Comme par hasard, la chance n’explique pas tout

Ah, le hasard, que ne lui fait-on pas endosser ? Mais existe-t-il vraiment ? Cyril Bonin a écrit un nouvel épisode sur ce bien pratique phénomène que l’on avance en désespoir de cause ou pour se soulager, exorciser un démon ou deux, nier une réalité encombrante, se faire plaisir devant l’inexplicable. Comme par hasard, c’est aussi l’histoire d’un amoureux des chiffres puis amoureux tout court. Mais dans l’ombre il y a aussi un curieux matou sournois. Le tout est une leçon, une balade sentimentale, philosophique que Bonin a mis en images avec tact et délicatesse dans de très beaux décors début de siècle.

Comme par hasard

Paris, 1909. Victor Nimas est un comptable tranquille. Il baigne dans les chiffres et cela le satisfait. Il ramasse dans la rue, par hasard, un billet pour les ballets de Diaghilev. Il y va et est subjugué par la danse et surtout une des danseuses. Leurs regards se sont croisés. Nimas rentre chez lui, a perdu ses clés, dort sur un banc et finit par se poser des questions sur tous ces évènements étranges. Il finit par pouvoir rouvrir sa porte, retrouve ses clés tombées dans la doublure de sa veste. Il tombe malade et dans sa fièvre voit un homme à tête de chat à son chevet. Fruit de son imagination ou de ses doutes et incertitudes ? Le hasard lui dit-il, c’est l’imprévu. Pas pour Nimas pour lequel il n’existe pas. Son médecin l’envoie à Baden-Baden où hormis les cures on joue au casino.

::::

__LISTE DES TÂCHES__.
A: Résumez sous forme de liste le paragraphe du texte sur « Comme par hasard » qui commence par « Paris, 1909. Victor Nimas », en conservant ses faits principaux.
B: Recopiez à l'identique le passage du texte sur « Comme par hasard » allant de « Comme par hasard, la » jusqu'à « début de siècle. » inclus.
C: Reprenez le texte sur « Comme par hasard » là où il s'arrête et poursuivez-le.
Les entrées ne servent à rien ici.

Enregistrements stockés

::::

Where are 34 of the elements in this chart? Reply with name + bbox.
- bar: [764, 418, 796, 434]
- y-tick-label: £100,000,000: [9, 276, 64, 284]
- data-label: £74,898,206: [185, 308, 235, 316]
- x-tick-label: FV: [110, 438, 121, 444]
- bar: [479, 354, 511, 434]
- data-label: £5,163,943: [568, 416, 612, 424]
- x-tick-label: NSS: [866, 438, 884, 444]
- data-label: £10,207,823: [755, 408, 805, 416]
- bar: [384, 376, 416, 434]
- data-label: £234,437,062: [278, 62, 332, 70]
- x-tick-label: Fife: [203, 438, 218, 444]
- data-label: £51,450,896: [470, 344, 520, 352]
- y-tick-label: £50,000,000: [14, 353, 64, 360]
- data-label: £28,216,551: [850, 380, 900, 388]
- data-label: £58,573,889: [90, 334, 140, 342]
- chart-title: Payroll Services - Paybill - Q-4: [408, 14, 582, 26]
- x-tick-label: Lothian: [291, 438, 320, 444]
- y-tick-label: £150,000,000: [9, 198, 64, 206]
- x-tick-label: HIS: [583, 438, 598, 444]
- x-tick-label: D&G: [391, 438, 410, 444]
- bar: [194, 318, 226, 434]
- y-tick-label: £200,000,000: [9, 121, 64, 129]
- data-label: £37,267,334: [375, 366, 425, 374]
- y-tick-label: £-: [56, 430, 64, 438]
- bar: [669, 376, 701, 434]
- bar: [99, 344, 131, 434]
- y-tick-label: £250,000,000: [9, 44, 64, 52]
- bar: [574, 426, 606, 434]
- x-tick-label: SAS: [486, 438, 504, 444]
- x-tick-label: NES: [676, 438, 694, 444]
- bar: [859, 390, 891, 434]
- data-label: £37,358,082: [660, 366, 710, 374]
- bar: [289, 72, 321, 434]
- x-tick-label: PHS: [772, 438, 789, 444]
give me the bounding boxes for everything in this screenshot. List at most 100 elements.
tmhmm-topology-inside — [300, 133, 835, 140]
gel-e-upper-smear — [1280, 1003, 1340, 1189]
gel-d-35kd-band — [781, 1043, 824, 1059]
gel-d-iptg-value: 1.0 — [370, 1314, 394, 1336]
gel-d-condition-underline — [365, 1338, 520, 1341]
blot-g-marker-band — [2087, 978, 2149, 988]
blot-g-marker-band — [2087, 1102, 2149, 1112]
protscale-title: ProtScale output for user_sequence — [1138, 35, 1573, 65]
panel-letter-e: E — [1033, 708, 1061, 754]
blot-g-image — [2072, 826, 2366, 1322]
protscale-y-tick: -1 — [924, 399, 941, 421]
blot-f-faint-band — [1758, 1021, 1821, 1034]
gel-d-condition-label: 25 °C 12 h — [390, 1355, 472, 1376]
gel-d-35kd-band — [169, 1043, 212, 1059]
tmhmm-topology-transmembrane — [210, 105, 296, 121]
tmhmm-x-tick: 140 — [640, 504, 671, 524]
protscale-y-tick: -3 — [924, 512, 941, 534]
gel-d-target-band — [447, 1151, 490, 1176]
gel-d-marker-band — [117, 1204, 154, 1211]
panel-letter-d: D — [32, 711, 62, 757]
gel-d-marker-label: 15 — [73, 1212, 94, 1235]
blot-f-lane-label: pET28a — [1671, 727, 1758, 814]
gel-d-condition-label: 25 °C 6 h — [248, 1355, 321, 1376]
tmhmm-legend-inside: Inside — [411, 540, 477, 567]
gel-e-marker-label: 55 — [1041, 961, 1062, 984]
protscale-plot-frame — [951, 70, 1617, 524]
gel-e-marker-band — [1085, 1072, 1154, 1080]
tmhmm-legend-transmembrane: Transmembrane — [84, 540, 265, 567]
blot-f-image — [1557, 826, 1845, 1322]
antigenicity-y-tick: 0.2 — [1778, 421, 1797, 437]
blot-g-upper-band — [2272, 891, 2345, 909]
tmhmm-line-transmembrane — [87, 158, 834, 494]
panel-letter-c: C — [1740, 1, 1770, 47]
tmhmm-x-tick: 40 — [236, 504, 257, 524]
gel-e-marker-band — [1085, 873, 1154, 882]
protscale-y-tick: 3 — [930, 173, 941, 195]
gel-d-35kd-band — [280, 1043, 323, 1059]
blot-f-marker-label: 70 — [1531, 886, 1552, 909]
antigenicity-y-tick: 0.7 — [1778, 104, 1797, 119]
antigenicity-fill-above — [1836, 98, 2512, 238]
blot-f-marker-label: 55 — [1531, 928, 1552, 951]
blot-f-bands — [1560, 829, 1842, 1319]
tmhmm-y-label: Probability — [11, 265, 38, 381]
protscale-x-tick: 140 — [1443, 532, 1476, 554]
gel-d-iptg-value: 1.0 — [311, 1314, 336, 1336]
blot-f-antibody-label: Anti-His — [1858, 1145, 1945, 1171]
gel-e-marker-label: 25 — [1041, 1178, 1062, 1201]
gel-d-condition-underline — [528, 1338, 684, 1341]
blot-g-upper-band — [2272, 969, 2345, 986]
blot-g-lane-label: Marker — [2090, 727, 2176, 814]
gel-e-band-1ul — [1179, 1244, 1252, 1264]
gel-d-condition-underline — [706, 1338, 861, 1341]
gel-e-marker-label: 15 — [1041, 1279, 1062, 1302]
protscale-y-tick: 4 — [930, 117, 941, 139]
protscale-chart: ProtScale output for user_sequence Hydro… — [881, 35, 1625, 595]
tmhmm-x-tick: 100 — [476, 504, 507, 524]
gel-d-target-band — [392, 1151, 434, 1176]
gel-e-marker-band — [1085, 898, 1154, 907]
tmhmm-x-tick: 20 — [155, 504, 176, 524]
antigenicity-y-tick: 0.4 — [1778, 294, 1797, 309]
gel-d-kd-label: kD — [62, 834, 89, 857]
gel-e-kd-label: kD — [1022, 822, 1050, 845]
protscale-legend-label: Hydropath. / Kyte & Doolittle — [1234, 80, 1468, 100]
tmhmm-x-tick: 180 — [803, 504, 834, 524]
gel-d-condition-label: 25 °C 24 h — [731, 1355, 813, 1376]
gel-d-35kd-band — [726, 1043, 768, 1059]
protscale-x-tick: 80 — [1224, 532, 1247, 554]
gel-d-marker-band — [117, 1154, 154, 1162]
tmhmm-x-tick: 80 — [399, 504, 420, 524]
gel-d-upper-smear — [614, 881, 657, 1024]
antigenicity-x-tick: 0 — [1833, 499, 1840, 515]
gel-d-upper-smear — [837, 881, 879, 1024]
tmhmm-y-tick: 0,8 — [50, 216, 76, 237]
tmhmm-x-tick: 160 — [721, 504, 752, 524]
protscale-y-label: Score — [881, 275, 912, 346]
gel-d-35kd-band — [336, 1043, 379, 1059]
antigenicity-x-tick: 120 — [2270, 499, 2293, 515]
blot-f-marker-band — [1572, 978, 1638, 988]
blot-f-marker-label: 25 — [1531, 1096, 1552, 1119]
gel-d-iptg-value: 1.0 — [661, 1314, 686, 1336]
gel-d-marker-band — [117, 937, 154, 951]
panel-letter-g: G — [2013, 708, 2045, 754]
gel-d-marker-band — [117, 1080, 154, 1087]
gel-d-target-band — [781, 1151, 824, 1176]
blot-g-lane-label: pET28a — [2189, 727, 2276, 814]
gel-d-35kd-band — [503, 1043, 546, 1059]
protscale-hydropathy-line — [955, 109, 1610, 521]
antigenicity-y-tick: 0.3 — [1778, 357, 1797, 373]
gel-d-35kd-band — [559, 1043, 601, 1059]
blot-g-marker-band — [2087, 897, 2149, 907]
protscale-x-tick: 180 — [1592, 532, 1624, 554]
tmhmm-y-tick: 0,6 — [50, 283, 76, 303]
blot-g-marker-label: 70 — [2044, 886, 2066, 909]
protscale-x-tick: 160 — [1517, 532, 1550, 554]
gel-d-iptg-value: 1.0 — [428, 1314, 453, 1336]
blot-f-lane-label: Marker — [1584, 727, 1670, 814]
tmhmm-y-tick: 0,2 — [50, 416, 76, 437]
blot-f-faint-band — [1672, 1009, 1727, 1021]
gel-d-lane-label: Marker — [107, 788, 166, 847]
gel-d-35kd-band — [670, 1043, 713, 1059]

::::

__RÉPONSES ATTENDUES__.
A:
- Paris, 1909 : Victor Nimas est un comptable tranquille, satisfait de vivre parmi les chiffres.
- Il ramasse par hasard dans la rue un billet pour les ballets de Diaghilev. Il y est subjugué par la danse, surtout par une danseuse, dont il croise le regard.
- De retour chez lui, il a perdu ses clés et dort sur un banc. Il s'interroge alors sur ces événements étranges.
- Il finit par rouvrir sa porte et retrouve ses clés, tombées dans la doublure de sa veste.
- Tombé malade, il voit dans sa fièvre un homme à tête de chat à son chevet, peut-être le fruit de son imagination ou de ses doutes.
- On lui dit que le hasard, c'est l'imprévu, mais pour Nimas le hasard n'existe pas.
- Son médecin l'envoie à Baden-Baden, où l'on fait des cures et où l'on joue au casino.

B:
Comme par hasard, la chance n’explique pas tout

Ah, le hasard, que ne lui fait-on pas endosser ? Mais existe-t-il vraiment ? Cyril Bonin a écrit un nouvel épisode sur ce bien pratique phénomène que l’on avance en désespoir de cause ou pour se soulager, exorciser un démon ou deux, nier une réalité encombrante, se faire plaisir devant l’inexplicable. Comme par hasard, c’est aussi l’histoire d’un amoureux des chiffres puis amoureux tout court. Mais dans l’ombre il y a aussi un curieux matou sournois. Le tout est une leçon, une balade sentimentale, philosophique que Bonin a mis en images avec tact et délicatesse dans de très beaux décors début de siècle.

C:
Comme par hasard

Tout va rapidement s’enchaîner. Nimas le sceptique ne pourra le rester. L’amoureux retrouvera-t-il sa belle, par hasard ? Et les chiffres dans tout ça, ceux de la roulette ? Pris au piège le brave garçon, de l’amour mais il est intelligent et pourquoi pas chanceux. Ce qui pourrait tout arranger. Cruel dilemme pour un cartésien et même dangereux. Bonin cisèle son propos et sait à merveille faire rebondir, ce n’est pas un hasard, l’action et la dramaturgie.